== WRITTEN PROBLEM 1 ==
In the forum thread about cutting hand wheel lugs, what size end mill did both posters use?

# Cutting PM-932/940 3 lugs for the X,Y, hand wheels



## COMachinist (Mar 24, 2017)

Hi everyone.
I want to up grade my hand wheels and the factory plastic ones or what ever their made of has 3 drive lugs. I seem to have a case of CRS, how do you get 3 equal spaced lugs?  I have a rotary table but the 2 practice cuts I did wOutdoor not fit because one of the lugs came out shifted. I used a 5/16 end mill to fit between the small end tappers and tried just cutting strait across. Damn it sucks getting old.
Any help is greatly appreciated.
CH


----------



## darkzero (Mar 24, 2017)

I did the same thing on my PM45M, post 148: http://www.hobby-machinist.com/threads/my-pm45m-pdf.9885/page-5#post-265352

It's been a while since I did it so I don't remember the measurements off the top of my head but I also used a 5/16" endmill. Here's a video about it. I don't remember if it covers every detail. If it doesn't & you still need help, let me know & I'll go out to my mill & figure it out again.

[Element and region data]
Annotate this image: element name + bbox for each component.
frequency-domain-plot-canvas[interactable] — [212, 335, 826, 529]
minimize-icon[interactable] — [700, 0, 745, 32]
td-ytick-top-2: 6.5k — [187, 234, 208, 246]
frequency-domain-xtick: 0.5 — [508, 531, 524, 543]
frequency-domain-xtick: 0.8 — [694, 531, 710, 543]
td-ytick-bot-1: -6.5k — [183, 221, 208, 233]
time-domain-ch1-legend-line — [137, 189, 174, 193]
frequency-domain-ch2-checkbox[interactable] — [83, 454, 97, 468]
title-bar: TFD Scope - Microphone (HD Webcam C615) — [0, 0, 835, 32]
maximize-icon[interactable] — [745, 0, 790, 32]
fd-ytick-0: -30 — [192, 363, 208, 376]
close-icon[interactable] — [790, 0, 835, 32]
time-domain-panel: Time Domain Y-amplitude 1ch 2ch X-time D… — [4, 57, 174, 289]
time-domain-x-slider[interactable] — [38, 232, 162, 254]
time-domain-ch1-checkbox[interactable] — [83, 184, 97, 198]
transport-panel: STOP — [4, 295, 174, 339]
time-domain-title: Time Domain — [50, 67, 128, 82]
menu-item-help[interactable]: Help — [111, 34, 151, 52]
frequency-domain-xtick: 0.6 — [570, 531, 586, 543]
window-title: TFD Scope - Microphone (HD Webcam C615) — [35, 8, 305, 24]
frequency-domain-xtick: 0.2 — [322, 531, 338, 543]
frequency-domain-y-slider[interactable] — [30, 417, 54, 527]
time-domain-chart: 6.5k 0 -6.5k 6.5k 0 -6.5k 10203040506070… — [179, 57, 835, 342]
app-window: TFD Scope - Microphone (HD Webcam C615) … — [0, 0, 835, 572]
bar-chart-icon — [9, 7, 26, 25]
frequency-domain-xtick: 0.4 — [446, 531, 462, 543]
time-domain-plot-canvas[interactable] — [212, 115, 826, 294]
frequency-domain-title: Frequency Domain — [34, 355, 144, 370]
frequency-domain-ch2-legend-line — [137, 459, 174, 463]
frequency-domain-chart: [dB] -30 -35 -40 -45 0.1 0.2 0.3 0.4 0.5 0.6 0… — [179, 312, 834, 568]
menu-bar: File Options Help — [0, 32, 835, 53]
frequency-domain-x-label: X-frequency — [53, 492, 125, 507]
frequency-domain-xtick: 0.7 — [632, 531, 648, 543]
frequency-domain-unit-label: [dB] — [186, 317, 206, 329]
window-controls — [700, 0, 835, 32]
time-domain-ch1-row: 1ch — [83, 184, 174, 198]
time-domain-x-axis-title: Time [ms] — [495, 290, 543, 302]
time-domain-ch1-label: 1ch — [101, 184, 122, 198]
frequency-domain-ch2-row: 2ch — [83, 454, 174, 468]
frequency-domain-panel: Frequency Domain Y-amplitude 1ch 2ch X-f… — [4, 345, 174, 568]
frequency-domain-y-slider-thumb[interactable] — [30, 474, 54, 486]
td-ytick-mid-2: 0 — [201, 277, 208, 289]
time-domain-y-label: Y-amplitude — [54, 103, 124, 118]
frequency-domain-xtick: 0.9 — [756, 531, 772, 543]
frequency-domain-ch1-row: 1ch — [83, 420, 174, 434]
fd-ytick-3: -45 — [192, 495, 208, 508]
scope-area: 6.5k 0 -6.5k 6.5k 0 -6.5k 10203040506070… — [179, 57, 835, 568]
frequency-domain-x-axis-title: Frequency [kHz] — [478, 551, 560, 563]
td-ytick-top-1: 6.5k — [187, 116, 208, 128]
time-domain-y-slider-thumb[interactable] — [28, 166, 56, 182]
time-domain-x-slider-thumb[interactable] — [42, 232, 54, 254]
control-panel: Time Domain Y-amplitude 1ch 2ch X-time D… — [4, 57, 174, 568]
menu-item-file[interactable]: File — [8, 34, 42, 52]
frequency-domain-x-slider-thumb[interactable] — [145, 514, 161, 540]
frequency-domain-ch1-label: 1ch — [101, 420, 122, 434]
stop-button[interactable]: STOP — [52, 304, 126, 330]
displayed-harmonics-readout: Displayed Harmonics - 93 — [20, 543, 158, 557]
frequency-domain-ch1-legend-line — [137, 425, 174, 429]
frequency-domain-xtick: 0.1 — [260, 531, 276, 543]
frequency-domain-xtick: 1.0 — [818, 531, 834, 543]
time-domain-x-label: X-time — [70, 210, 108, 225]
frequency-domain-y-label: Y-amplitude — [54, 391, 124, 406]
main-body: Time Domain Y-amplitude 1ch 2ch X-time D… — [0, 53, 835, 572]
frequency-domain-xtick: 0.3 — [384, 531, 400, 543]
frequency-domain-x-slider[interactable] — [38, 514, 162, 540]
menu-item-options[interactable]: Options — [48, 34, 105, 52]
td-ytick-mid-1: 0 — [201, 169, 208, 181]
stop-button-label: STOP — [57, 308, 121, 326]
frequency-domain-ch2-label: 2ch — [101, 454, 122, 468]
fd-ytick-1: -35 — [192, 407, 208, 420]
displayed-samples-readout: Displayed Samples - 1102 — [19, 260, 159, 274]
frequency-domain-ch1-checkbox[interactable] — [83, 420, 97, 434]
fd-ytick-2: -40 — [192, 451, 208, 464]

== WRITTEN PROBLEM 2 ==
Arrange the lines of the listing as a JSON list of strings, one string per line. Start at the first line of the listing and end at the line containing "frequency-domain-xtick: 0.8 —", including both.

== FULL SOLUTION 1 ==
A 5/16" end mill.

== FULL SOLUTION 2 ==
[
  "Annotate this image: element name + bbox for each component.",
  "frequency-domain-plot-canvas[interactable] — [212, 335, 826, 529]",
  "minimize-icon[interactable] — [700, 0, 745, 32]",
  "td-ytick-top-2: 6.5k — [187, 234, 208, 246]",
  "frequency-domain-xtick: 0.5 — [508, 531, 524, 543]",
  "frequency-domain-xtick: 0.8 — [694, 531, 710, 543]"
]